Every record must be repeated exactly, with no omission.

Extracted records:
+++

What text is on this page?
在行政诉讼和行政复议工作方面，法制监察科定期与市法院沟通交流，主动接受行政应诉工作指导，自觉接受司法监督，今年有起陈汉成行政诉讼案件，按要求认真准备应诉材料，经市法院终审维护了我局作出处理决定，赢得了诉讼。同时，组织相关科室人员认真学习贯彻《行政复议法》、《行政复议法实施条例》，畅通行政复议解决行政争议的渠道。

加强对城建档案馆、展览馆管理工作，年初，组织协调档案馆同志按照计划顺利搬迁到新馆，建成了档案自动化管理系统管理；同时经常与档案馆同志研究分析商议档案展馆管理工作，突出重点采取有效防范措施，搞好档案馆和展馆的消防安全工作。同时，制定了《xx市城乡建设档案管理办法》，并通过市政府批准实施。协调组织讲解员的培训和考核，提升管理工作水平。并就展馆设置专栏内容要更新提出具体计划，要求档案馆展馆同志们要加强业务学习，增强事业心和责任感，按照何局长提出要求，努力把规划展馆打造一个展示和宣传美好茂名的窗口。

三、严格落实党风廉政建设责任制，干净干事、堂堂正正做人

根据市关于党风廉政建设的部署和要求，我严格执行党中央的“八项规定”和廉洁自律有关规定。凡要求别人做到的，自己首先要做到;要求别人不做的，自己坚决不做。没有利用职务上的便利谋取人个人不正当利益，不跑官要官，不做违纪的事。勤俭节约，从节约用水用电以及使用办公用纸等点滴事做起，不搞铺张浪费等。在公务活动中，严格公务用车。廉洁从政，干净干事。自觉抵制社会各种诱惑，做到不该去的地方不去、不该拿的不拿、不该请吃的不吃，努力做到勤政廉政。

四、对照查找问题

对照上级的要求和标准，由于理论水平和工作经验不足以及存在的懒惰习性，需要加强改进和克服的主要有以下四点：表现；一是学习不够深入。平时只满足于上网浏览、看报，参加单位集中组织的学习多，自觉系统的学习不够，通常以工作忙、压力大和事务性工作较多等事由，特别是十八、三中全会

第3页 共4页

+++

• _Correct output_:
What text is on this page?
在行政诉讼和行政复议工作方面，法制监察科定期与市法院沟通交流，主动接受行政应诉工作指导，自觉接受司法监督，今年有起陈汉成行政诉讼案件，按要求认真准备应诉材料，经市法院终审维护了我局作出处理决定，赢得了诉讼。同时，组织相关科室人员认真学习贯彻《行政复议法》、《行政复议法实施条例》，畅通行政复议解决行政争议的渠道。

加强对城建档案馆、展览馆管理工作，年初，组织协调档案馆同志按照计划顺利搬迁到新馆，建成了档案自动化管理系统管理；同时经常与档案馆同志研究分析商议档案展馆管理工作，突出重点采取有效防范措施，搞好档案馆和展馆的消防安全工作。同时，制定了《xx市城乡建设档案管理办法》，并通过市政府批准实施。协调组织讲解员的培训和考核，提升管理工作水平。并就展馆设置专栏内容要更新提出具体计划，要求档案馆展馆同志们要加强业务学习，增强事业心和责任感，按照何局长提出要求，努力把规划展馆打造一个展示和宣传美好茂名的窗口。

三、严格落实党风廉政建设责任制，干净干事、堂堂正正做人

根据市关于党风廉政建设的部署和要求，我严格执行党中央的“八项规定”和廉洁自律有关规定。凡要求别人做到的，自己首先要做到;要求别人不做的，自己坚决不做。没有利用职务上的便利谋取人个人不正当利益，不跑官要官，不做违纪的事。勤俭节约，从节约用水用电以及使用办公用纸等点滴事做起，不搞铺张浪费等。在公务活动中，严格公务用车。廉洁从政，干净干事。自觉抵制社会各种诱惑，做到不该去的地方不去、不该拿的不拿、不该请吃的不吃，努力做到勤政廉政。

四、对照查找问题

对照上级的要求和标准，由于理论水平和工作经验不足以及存在的懒惰习性，需要加强改进和克服的主要有以下四点：表现；一是学习不够深入。平时只满足于上网浏览、看报，参加单位集中组织的学习多，自觉系统的学习不够，通常以工作忙、压力大和事务性工作较多等事由，特别是十八、三中全会

第3页 共4页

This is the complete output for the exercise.